- **What is expected**: Can you copy down, character for character, the lines from the very first one through the line holding "options-button[interactable]: ตัวเลือก: [1269, 68, 1338, 94]", with that line included?
= = = = =
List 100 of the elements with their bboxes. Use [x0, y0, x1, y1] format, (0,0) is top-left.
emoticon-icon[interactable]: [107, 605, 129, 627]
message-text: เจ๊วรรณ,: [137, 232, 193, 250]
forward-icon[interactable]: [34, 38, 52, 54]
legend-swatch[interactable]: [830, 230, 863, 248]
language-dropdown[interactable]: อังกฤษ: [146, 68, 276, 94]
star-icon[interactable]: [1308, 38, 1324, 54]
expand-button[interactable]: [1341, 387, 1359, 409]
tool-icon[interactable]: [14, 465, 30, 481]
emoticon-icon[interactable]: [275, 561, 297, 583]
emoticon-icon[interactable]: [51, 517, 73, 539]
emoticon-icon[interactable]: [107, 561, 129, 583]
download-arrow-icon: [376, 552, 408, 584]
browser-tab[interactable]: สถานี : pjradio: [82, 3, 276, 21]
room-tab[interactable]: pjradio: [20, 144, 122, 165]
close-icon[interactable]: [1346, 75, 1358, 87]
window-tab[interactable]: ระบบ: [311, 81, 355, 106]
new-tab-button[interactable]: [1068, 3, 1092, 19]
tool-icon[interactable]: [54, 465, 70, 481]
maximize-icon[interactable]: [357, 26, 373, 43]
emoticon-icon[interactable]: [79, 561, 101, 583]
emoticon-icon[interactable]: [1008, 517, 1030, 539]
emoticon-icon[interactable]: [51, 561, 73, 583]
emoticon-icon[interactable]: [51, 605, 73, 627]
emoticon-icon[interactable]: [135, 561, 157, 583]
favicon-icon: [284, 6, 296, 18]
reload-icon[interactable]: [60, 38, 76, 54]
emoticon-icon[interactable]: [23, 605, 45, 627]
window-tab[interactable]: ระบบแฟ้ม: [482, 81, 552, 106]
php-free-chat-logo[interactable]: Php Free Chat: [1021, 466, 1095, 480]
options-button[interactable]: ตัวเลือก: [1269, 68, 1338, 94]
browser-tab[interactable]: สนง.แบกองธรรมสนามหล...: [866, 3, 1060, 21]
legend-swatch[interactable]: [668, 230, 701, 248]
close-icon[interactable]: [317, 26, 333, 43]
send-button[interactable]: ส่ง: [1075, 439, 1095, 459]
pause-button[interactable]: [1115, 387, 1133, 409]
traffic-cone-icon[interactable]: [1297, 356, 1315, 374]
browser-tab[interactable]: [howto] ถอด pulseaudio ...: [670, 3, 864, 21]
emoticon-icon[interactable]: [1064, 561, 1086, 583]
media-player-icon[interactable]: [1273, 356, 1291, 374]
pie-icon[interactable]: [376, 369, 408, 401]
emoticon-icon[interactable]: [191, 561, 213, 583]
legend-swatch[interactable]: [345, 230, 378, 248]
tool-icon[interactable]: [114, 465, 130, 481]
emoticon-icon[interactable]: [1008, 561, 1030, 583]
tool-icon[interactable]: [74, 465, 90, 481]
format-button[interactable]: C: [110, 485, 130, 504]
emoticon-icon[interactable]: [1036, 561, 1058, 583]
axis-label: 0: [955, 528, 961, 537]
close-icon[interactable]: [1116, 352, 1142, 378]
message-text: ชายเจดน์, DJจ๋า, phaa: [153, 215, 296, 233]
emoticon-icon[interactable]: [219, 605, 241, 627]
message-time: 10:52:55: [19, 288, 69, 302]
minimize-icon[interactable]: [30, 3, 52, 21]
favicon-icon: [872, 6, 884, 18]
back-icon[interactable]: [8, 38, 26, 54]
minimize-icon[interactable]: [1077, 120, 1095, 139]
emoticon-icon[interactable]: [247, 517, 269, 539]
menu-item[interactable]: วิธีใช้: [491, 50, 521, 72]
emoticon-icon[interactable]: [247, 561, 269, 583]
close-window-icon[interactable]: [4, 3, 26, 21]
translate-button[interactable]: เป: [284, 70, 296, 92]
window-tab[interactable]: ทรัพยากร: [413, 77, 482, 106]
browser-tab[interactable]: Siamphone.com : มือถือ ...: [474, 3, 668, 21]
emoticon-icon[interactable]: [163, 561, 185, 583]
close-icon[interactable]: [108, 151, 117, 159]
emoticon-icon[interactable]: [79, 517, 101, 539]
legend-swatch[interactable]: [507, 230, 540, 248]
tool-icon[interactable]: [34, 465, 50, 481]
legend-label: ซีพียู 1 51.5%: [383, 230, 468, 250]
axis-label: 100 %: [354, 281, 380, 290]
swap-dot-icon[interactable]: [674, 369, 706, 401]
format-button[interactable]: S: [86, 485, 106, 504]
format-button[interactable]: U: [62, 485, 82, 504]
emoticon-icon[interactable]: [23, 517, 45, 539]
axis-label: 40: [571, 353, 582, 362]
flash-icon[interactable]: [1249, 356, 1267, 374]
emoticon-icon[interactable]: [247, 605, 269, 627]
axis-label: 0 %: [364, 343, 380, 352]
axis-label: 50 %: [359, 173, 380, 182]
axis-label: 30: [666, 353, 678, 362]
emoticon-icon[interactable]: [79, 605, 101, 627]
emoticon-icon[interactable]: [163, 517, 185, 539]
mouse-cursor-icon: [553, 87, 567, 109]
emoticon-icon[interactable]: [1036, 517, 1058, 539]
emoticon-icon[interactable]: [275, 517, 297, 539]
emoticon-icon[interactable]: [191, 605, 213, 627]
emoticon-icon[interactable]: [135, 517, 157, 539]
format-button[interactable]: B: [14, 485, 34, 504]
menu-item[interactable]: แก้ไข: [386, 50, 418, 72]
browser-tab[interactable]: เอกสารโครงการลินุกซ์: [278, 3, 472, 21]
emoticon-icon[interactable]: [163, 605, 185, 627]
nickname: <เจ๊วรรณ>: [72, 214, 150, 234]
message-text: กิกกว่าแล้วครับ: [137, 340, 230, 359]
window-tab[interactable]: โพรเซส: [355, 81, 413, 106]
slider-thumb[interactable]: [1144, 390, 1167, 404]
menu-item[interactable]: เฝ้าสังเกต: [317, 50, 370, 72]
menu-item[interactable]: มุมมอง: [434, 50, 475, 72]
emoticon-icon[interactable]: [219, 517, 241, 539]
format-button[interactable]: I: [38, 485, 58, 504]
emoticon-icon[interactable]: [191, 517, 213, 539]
= = = = =
- **The output**:
List 100 of the elements with their bboxes. Use [x0, y0, x1, y1] format, (0,0) is top-left.
emoticon-icon[interactable]: [107, 605, 129, 627]
message-text: เจ๊วรรณ,: [137, 232, 193, 250]
forward-icon[interactable]: [34, 38, 52, 54]
legend-swatch[interactable]: [830, 230, 863, 248]
language-dropdown[interactable]: อังกฤษ: [146, 68, 276, 94]
star-icon[interactable]: [1308, 38, 1324, 54]
expand-button[interactable]: [1341, 387, 1359, 409]
tool-icon[interactable]: [14, 465, 30, 481]
emoticon-icon[interactable]: [275, 561, 297, 583]
emoticon-icon[interactable]: [51, 517, 73, 539]
emoticon-icon[interactable]: [107, 561, 129, 583]
download-arrow-icon: [376, 552, 408, 584]
browser-tab[interactable]: สถานี : pjradio: [82, 3, 276, 21]
room-tab[interactable]: pjradio: [20, 144, 122, 165]
close-icon[interactable]: [1346, 75, 1358, 87]
window-tab[interactable]: ระบบ: [311, 81, 355, 106]
new-tab-button[interactable]: [1068, 3, 1092, 19]
tool-icon[interactable]: [54, 465, 70, 481]
maximize-icon[interactable]: [357, 26, 373, 43]
emoticon-icon[interactable]: [79, 561, 101, 583]
emoticon-icon[interactable]: [1008, 517, 1030, 539]
emoticon-icon[interactable]: [51, 561, 73, 583]
emoticon-icon[interactable]: [51, 605, 73, 627]
emoticon-icon[interactable]: [135, 561, 157, 583]
favicon-icon: [284, 6, 296, 18]
reload-icon[interactable]: [60, 38, 76, 54]
emoticon-icon[interactable]: [23, 605, 45, 627]
window-tab[interactable]: ระบบแฟ้ม: [482, 81, 552, 106]
php-free-chat-logo[interactable]: Php Free Chat: [1021, 466, 1095, 480]
options-button[interactable]: ตัวเลือก: [1269, 68, 1338, 94]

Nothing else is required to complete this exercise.